◆ What is expected: Give the data below again exactly as written, without its pictures.

◆ Data entries:
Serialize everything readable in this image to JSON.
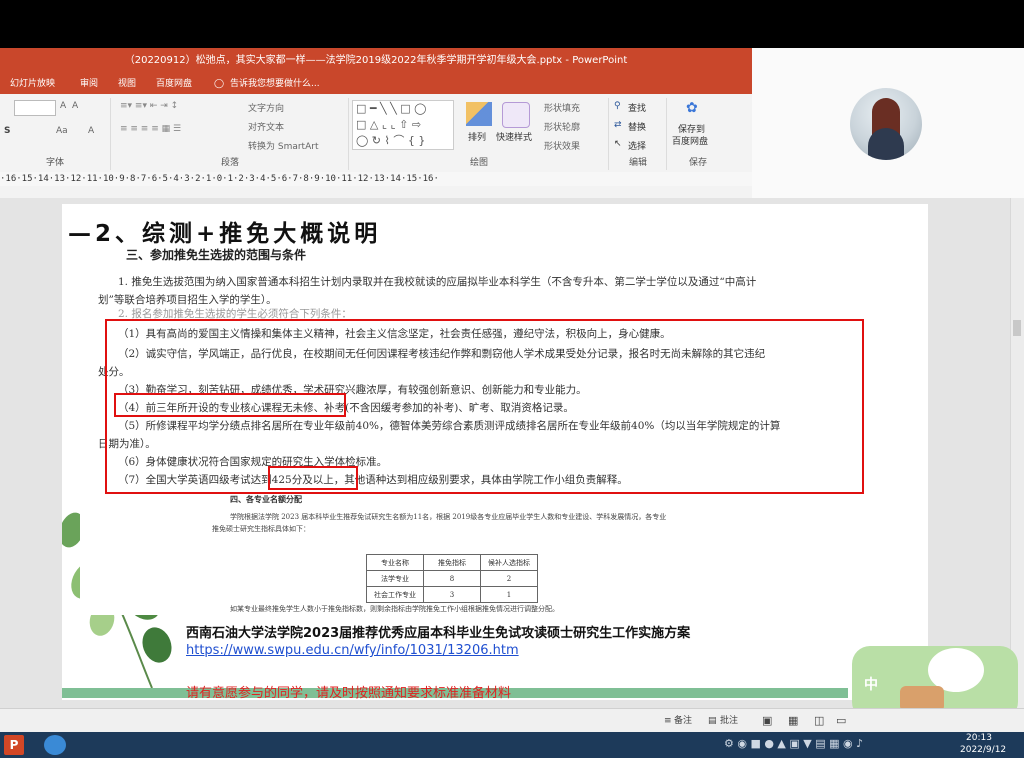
{
  "window": {
    "title": "（20220912）松弛点，其实大家都一样——法学院2019级2022年秋季学期开学初年级大会.pptx - PowerPoint"
  },
  "ribbon_tabs": [
    "幻灯片放映",
    "审阅",
    "视图",
    "百度网盘"
  ],
  "tell_me": "告诉我您想要做什么...",
  "ribbon": {
    "font_group_label": "字体",
    "paragraph_group_label": "段落",
    "drawing_group_label": "绘图",
    "editing_group_label": "编辑",
    "save_group_label": "保存",
    "text_direction": "文字方向",
    "align_text": "对齐文本",
    "convert_smartart": "转换为 SmartArt",
    "arrange": "排列",
    "quick_styles": "快速样式",
    "shape_fill": "形状填充",
    "shape_outline": "形状轮廓",
    "shape_effects": "形状效果",
    "find": "查找",
    "replace": "替换",
    "select": "选择",
    "save_to_baidu_line1": "保存到",
    "save_to_baidu_line2": "百度网盘",
    "font_size_value": "",
    "font_small_labels": [
      "A",
      "A",
      "Aa",
      "A"
    ]
  },
  "ruler_text": "·16·15·14·13·12·11·10·9·8·7·6·5·4·3·2·1·0·1·2·3·4·5·6·7·8·9·10·11·12·13·14·15·16·",
  "slide": {
    "heading": "—2、综测+推免大概说明",
    "section3_title": "三、参加推免生选拔的范围与条件",
    "item1_line1": "1. 推免生选拔范围为纳入国家普通本科招生计划内录取并在我校就读的应届拟毕业本科学生（不含专升本、第二学士学位以及通过“中高计",
    "item1_line2": "划”等联合培养项目招生入学的学生）。",
    "item2": "2. 报名参加推免生选拔的学生必须符合下列条件：",
    "cond1": "（1）具有高尚的爱国主义情操和集体主义精神，社会主义信念坚定，社会责任感强，遵纪守法，积极向上，身心健康。",
    "cond2_line1": "（2）诚实守信，学风端正，品行优良，在校期间无任何因课程考核违纪作弊和剽窃他人学术成果受处分记录，报名时无尚未解除的其它违纪",
    "cond2_line2": "处分。",
    "cond3": "（3）勤奋学习，刻苦钻研，成绩优秀，学术研究兴趣浓厚，有较强创新意识、创新能力和专业能力。",
    "cond4": "（4）前三年所开设的专业核心课程无未修、补考(不含因缓考参加的补考)、旷考、取消资格记录。",
    "cond5_line1": "（5）所修课程平均学分绩点排名居所在专业年级前40%，德智体美劳综合素质测评成绩排名居所在专业年级前40%（均以当年学院规定的计算",
    "cond5_line2": "日期为准）。",
    "cond6": "（6）身体健康状况符合国家规定的研究生入学体检标准。",
    "cond7": "（7）全国大学英语四级考试达到425分及以上，其他语种达到相应级别要求，具体由学院工作小组负责解释。",
    "section4_title": "四、各专业名额分配",
    "sec4_para_line1": "学院根据法学院 2023 届本科毕业生推荐免试研究生名额为11名，根据 2019级各专业应届毕业学生人数和专业建设、学科发展情况，各专业",
    "sec4_para_line2": "推免硕士研究生指标具体如下：",
    "table_headers": [
      "专业名称",
      "推免指标",
      "候补人选指标"
    ],
    "table_rows": [
      [
        "法学专业",
        "8",
        "2"
      ],
      [
        "社会工作专业",
        "3",
        "1"
      ]
    ],
    "sec4_footnote": "如某专业最终推免学生人数小于推免指标数，则剩余指标由学院推免工作小组根据推免情况进行调整分配。",
    "caption": "西南石油大学法学院2023届推荐优秀应届本科毕业生免试攻读硕士研究生工作实施方案",
    "link": "https://www.swpu.edu.cn/wfy/info/1031/13206.htm",
    "notice": "请有意愿参与的同学，请及时按照通知要求标准准备材料"
  },
  "statusbar": {
    "notes": "备注",
    "comments": "批注"
  },
  "sticker_text": "中",
  "taskbar": {
    "time": "20:13",
    "date": "2022/9/12"
  },
  "colors": {
    "ppt_brand": "#c9472b",
    "highlight_red": "#e01010",
    "link_blue": "#1f4fd0",
    "bar_green": "#7fbf95"
  }
}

◆ Written answer:
Serialize everything readable in this image to JSON.
{
  "window": {
    "title": "（20220912）松弛点，其实大家都一样——法学院2019级2022年秋季学期开学初年级大会.pptx - PowerPoint"
  },
  "ribbon_tabs": [
    "幻灯片放映",
    "审阅",
    "视图",
    "百度网盘"
  ],
  "tell_me": "告诉我您想要做什么...",
  "ribbon": {
    "font_group_label": "字体",
    "paragraph_group_label": "段落",
    "drawing_group_label": "绘图",
    "editing_group_label": "编辑",
    "save_group_label": "保存",
    "text_direction": "文字方向",
    "align_text": "对齐文本",
    "convert_smartart": "转换为 SmartArt",
    "arrange": "排列",
    "quick_styles": "快速样式",
    "shape_fill": "形状填充",
    "shape_outline": "形状轮廓",
    "shape_effects": "形状效果",
    "find": "查找",
    "replace": "替换",
    "select": "选择",
    "save_to_baidu_line1": "保存到",
    "save_to_baidu_line2": "百度网盘",
    "font_size_value": "",
    "font_small_labels": [
      "A",
      "A",
      "Aa",
      "A"
    ]
  },
  "ruler_text": "·16·15·14·13·12·11·10·9·8·7·6·5·4·3·2·1·0·1·2·3·4·5·6·7·8·9·10·11·12·13·14·15·16·",
  "slide": {
    "heading": "—2、综测+推免大概说明",
    "section3_title": "三、参加推免生选拔的范围与条件",
    "item1_line1": "1. 推免生选拔范围为纳入国家普通本科招生计划内录取并在我校就读的应届拟毕业本科学生（不含专升本、第二学士学位以及通过“中高计",
    "item1_line2": "划”等联合培养项目招生入学的学生）。",
    "item2": "2. 报名参加推免生选拔的学生必须符合下列条件：",
    "cond1": "（1）具有高尚的爱国主义情操和集体主义精神，社会主义信念坚定，社会责任感强，遵纪守法，积极向上，身心健康。",
    "cond2_line1": "（2）诚实守信，学风端正，品行优良，在校期间无任何因课程考核违纪作弊和剽窃他人学术成果受处分记录，报名时无尚未解除的其它违纪",
    "cond2_line2": "处分。",
    "cond3": "（3）勤奋学习，刻苦钻研，成绩优秀，学术研究兴趣浓厚，有较强创新意识、创新能力和专业能力。",
    "cond4": "（4）前三年所开设的专业核心课程无未修、补考(不含因缓考参加的补考)、旷考、取消资格记录。",
    "cond5_line1": "（5）所修课程平均学分绩点排名居所在专业年级前40%，德智体美劳综合素质测评成绩排名居所在专业年级前40%（均以当年学院规定的计算",
    "cond5_line2": "日期为准）。",
    "cond6": "（6）身体健康状况符合国家规定的研究生入学体检标准。",
    "cond7": "（7）全国大学英语四级考试达到425分及以上，其他语种达到相应级别要求，具体由学院工作小组负责解释。",
    "section4_title": "四、各专业名额分配",
    "sec4_para_line1": "学院根据法学院 2023 届本科毕业生推荐免试研究生名额为11名，根据 2019级各专业应届毕业学生人数和专业建设、学科发展情况，各专业",
    "sec4_para_line2": "推免硕士研究生指标具体如下：",
    "table_headers": [
      "专业名称",
      "推免指标",
      "候补人选指标"
    ],
    "table_rows": [
      [
        "法学专业",
        "8",
        "2"
      ],
      [
        "社会工作专业",
        "3",
        "1"
      ]
    ],
    "sec4_footnote": "如某专业最终推免学生人数小于推免指标数，则剩余指标由学院推免工作小组根据推免情况进行调整分配。",
    "caption": "西南石油大学法学院2023届推荐优秀应届本科毕业生免试攻读硕士研究生工作实施方案",
    "link": "https://www.swpu.edu.cn/wfy/info/1031/13206.htm",
    "notice": "请有意愿参与的同学，请及时按照通知要求标准准备材料"
  },
  "statusbar": {
    "notes": "备注",
    "comments": "批注"
  },
  "sticker_text": "中",
  "taskbar": {
    "time": "20:13",
    "date": "2022/9/12"
  },
  "colors": {
    "ppt_brand": "#c9472b",
    "highlight_red": "#e01010",
    "link_blue": "#1f4fd0",
    "bar_green": "#7fbf95"
  }
}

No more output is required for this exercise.